> _Task prompt_: Copy the lines below as they are; omit the images they contain.

Data records:
────────────────

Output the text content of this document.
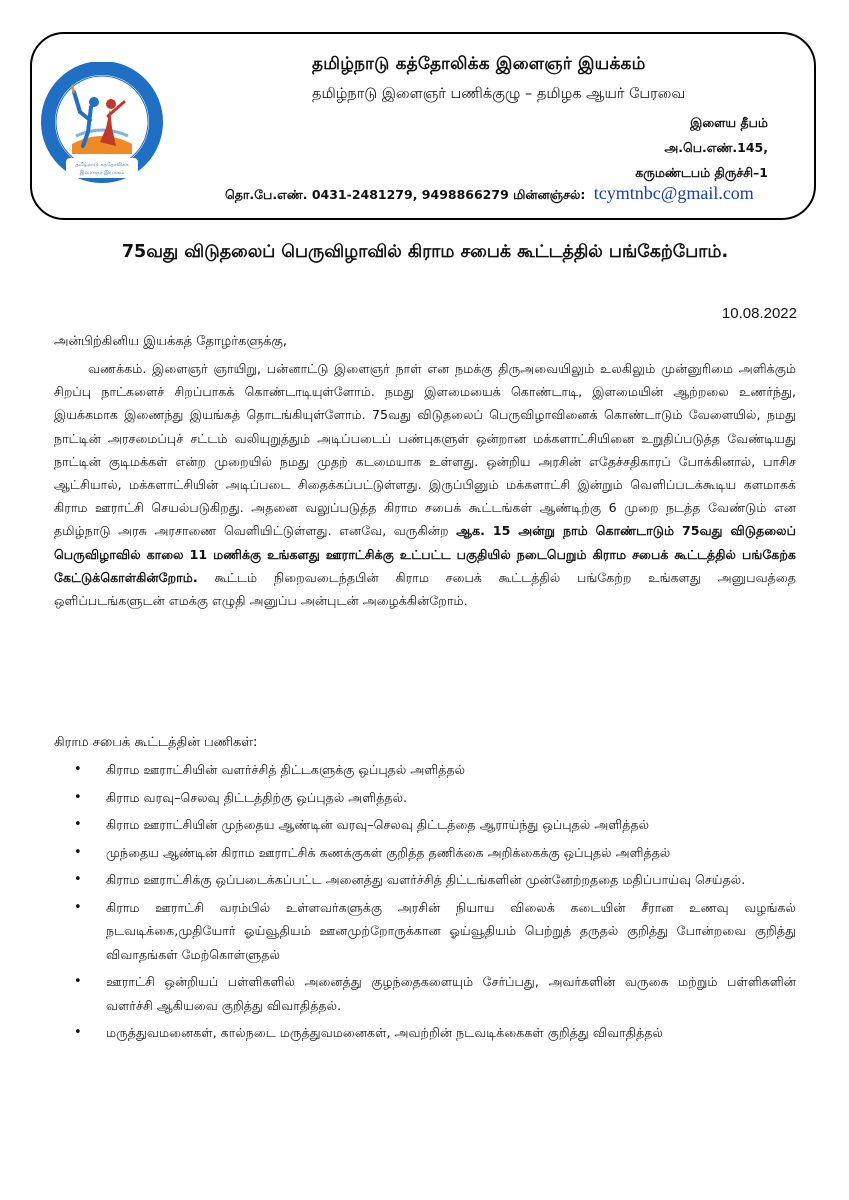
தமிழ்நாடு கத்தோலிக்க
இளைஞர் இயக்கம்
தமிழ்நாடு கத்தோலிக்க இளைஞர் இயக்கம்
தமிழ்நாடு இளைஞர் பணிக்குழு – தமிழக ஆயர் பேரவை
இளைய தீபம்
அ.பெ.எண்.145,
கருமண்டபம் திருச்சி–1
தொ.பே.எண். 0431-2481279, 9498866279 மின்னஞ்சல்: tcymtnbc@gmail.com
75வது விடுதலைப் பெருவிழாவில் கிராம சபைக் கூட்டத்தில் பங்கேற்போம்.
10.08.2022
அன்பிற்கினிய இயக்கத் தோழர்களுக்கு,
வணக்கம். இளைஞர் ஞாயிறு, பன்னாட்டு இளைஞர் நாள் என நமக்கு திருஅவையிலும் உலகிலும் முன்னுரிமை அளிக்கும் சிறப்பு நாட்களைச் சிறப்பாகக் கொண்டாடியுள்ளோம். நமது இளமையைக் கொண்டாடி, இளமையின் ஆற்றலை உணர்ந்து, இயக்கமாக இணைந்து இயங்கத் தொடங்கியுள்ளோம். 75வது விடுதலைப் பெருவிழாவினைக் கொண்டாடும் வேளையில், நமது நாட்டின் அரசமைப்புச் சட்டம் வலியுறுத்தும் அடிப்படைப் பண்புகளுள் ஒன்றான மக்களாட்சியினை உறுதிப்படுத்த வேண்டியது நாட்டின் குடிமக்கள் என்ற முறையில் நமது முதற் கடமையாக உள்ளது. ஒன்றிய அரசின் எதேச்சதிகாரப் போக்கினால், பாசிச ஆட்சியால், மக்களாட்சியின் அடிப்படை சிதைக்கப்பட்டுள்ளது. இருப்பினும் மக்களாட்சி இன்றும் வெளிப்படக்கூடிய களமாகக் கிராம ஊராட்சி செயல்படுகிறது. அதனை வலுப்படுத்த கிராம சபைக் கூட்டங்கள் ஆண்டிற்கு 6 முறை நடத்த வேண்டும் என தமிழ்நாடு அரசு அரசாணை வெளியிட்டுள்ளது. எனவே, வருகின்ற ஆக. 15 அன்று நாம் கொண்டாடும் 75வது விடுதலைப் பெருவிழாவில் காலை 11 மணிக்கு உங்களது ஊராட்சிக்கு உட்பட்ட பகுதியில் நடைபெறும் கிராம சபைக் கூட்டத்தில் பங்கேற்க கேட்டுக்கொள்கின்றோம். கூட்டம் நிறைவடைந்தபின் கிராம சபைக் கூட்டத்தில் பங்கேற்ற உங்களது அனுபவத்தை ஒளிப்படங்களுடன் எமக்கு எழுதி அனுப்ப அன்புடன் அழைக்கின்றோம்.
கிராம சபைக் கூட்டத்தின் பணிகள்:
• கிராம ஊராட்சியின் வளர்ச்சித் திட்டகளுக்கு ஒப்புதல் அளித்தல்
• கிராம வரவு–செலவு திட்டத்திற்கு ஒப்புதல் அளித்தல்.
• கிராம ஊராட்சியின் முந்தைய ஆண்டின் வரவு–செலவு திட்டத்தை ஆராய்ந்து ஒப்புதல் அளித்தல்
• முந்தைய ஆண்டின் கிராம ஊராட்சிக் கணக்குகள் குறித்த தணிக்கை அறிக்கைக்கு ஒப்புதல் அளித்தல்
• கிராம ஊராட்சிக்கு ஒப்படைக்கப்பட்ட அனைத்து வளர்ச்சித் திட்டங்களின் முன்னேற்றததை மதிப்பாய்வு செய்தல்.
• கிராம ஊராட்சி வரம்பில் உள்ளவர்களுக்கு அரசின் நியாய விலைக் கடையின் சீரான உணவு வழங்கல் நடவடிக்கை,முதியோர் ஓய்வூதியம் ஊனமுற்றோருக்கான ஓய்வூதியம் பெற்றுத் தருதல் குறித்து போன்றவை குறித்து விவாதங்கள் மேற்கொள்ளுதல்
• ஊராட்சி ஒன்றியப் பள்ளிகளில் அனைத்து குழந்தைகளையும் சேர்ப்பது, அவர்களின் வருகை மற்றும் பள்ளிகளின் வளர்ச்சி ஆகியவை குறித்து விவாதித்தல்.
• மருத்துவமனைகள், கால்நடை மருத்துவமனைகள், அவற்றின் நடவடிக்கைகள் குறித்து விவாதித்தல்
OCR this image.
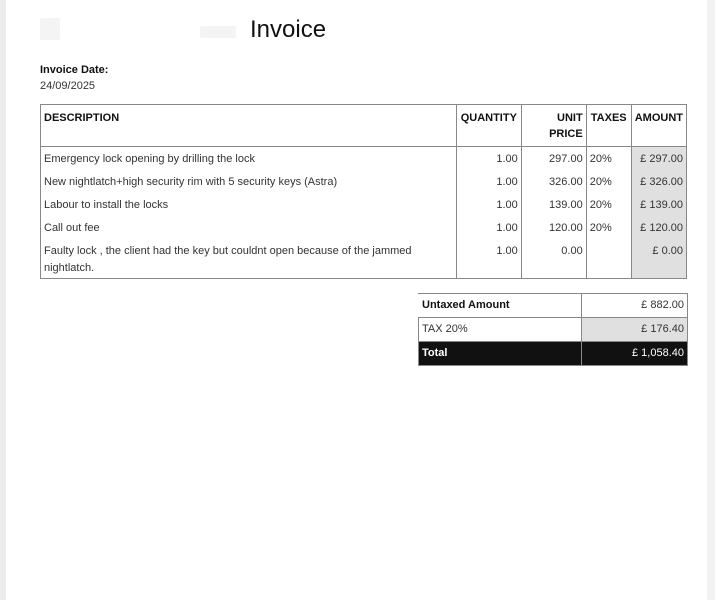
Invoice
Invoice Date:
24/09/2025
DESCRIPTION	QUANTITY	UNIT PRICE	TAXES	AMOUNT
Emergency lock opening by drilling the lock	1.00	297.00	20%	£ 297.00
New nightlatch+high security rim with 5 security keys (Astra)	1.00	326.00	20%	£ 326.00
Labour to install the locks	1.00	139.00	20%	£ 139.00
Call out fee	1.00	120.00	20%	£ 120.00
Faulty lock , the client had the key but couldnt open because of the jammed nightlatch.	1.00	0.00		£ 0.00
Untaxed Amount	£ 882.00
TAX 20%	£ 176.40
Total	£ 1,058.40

────────────────

> _Right answer_:
Output the text content of this document.
தமிழ்நாடு கத்தோலிக்க
இளைஞர் இயக்கம்
தமிழ்நாடு கத்தோலிக்க இளைஞர் இயக்கம்
தமிழ்நாடு இளைஞர் பணிக்குழு – தமிழக ஆயர் பேரவை
இளைய தீபம்
அ.பெ.எண்.145,
கருமண்டபம் திருச்சி–1
தொ.பே.எண். 0431-2481279, 9498866279 மின்னஞ்சல்: tcymtnbc@gmail.com
75வது விடுதலைப் பெருவிழாவில் கிராம சபைக் கூட்டத்தில் பங்கேற்போம்.
10.08.2022
அன்பிற்கினிய இயக்கத் தோழர்களுக்கு,
வணக்கம். இளைஞர் ஞாயிறு, பன்னாட்டு இளைஞர் நாள் என நமக்கு திருஅவையிலும் உலகிலும் முன்னுரிமை அளிக்கும் சிறப்பு நாட்களைச் சிறப்பாகக் கொண்டாடியுள்ளோம். நமது இளமையைக் கொண்டாடி, இளமையின் ஆற்றலை உணர்ந்து, இயக்கமாக இணைந்து இயங்கத் தொடங்கியுள்ளோம். 75வது விடுதலைப் பெருவிழாவினைக் கொண்டாடும் வேளையில், நமது நாட்டின் அரசமைப்புச் சட்டம் வலியுறுத்தும் அடிப்படைப் பண்புகளுள் ஒன்றான மக்களாட்சியினை உறுதிப்படுத்த வேண்டியது நாட்டின் குடிமக்கள் என்ற முறையில் நமது முதற் கடமையாக உள்ளது. ஒன்றிய அரசின் எதேச்சதிகாரப் போக்கினால், பாசிச ஆட்சியால், மக்களாட்சியின் அடிப்படை சிதைக்கப்பட்டுள்ளது. இருப்பினும் மக்களாட்சி இன்றும் வெளிப்படக்கூடிய களமாகக் கிராம ஊராட்சி செயல்படுகிறது. அதனை வலுப்படுத்த கிராம சபைக் கூட்டங்கள் ஆண்டிற்கு 6 முறை நடத்த வேண்டும் என தமிழ்நாடு அரசு அரசாணை வெளியிட்டுள்ளது. எனவே, வருகின்ற ஆக. 15 அன்று நாம் கொண்டாடும் 75வது விடுதலைப் பெருவிழாவில் காலை 11 மணிக்கு உங்களது ஊராட்சிக்கு உட்பட்ட பகுதியில் நடைபெறும் கிராம சபைக் கூட்டத்தில் பங்கேற்க கேட்டுக்கொள்கின்றோம். கூட்டம் நிறைவடைந்தபின் கிராம சபைக் கூட்டத்தில் பங்கேற்ற உங்களது அனுபவத்தை ஒளிப்படங்களுடன் எமக்கு எழுதி அனுப்ப அன்புடன் அழைக்கின்றோம்.
கிராம சபைக் கூட்டத்தின் பணிகள்:
• கிராம ஊராட்சியின் வளர்ச்சித் திட்டகளுக்கு ஒப்புதல் அளித்தல்
• கிராம வரவு–செலவு திட்டத்திற்கு ஒப்புதல் அளித்தல்.
• கிராம ஊராட்சியின் முந்தைய ஆண்டின் வரவு–செலவு திட்டத்தை ஆராய்ந்து ஒப்புதல் அளித்தல்
• முந்தைய ஆண்டின் கிராம ஊராட்சிக் கணக்குகள் குறித்த தணிக்கை அறிக்கைக்கு ஒப்புதல் அளித்தல்
• கிராம ஊராட்சிக்கு ஒப்படைக்கப்பட்ட அனைத்து வளர்ச்சித் திட்டங்களின் முன்னேற்றததை மதிப்பாய்வு செய்தல்.
• கிராம ஊராட்சி வரம்பில் உள்ளவர்களுக்கு அரசின் நியாய விலைக் கடையின் சீரான உணவு வழங்கல் நடவடிக்கை,முதியோர் ஓய்வூதியம் ஊனமுற்றோருக்கான ஓய்வூதியம் பெற்றுத் தருதல் குறித்து போன்றவை குறித்து விவாதங்கள் மேற்கொள்ளுதல்
• ஊராட்சி ஒன்றியப் பள்ளிகளில் அனைத்து குழந்தைகளையும் சேர்ப்பது, அவர்களின் வருகை மற்றும் பள்ளிகளின் வளர்ச்சி ஆகியவை குறித்து விவாதித்தல்.
• மருத்துவமனைகள், கால்நடை மருத்துவமனைகள், அவற்றின் நடவடிக்கைகள் குறித்து விவாதித்தல்
OCR this image.
Invoice
Invoice Date:
24/09/2025
DESCRIPTION	QUANTITY	UNIT PRICE	TAXES	AMOUNT
Emergency lock opening by drilling the lock	1.00	297.00	20%	£ 297.00
New nightlatch+high security rim with 5 security keys (Astra)	1.00	326.00	20%	£ 326.00
Labour to install the locks	1.00	139.00	20%	£ 139.00
Call out fee	1.00	120.00	20%	£ 120.00
Faulty lock , the client had the key but couldnt open because of the jammed nightlatch.	1.00	0.00		£ 0.00
Untaxed Amount	£ 882.00
TAX 20%	£ 176.40
Total	£ 1,058.40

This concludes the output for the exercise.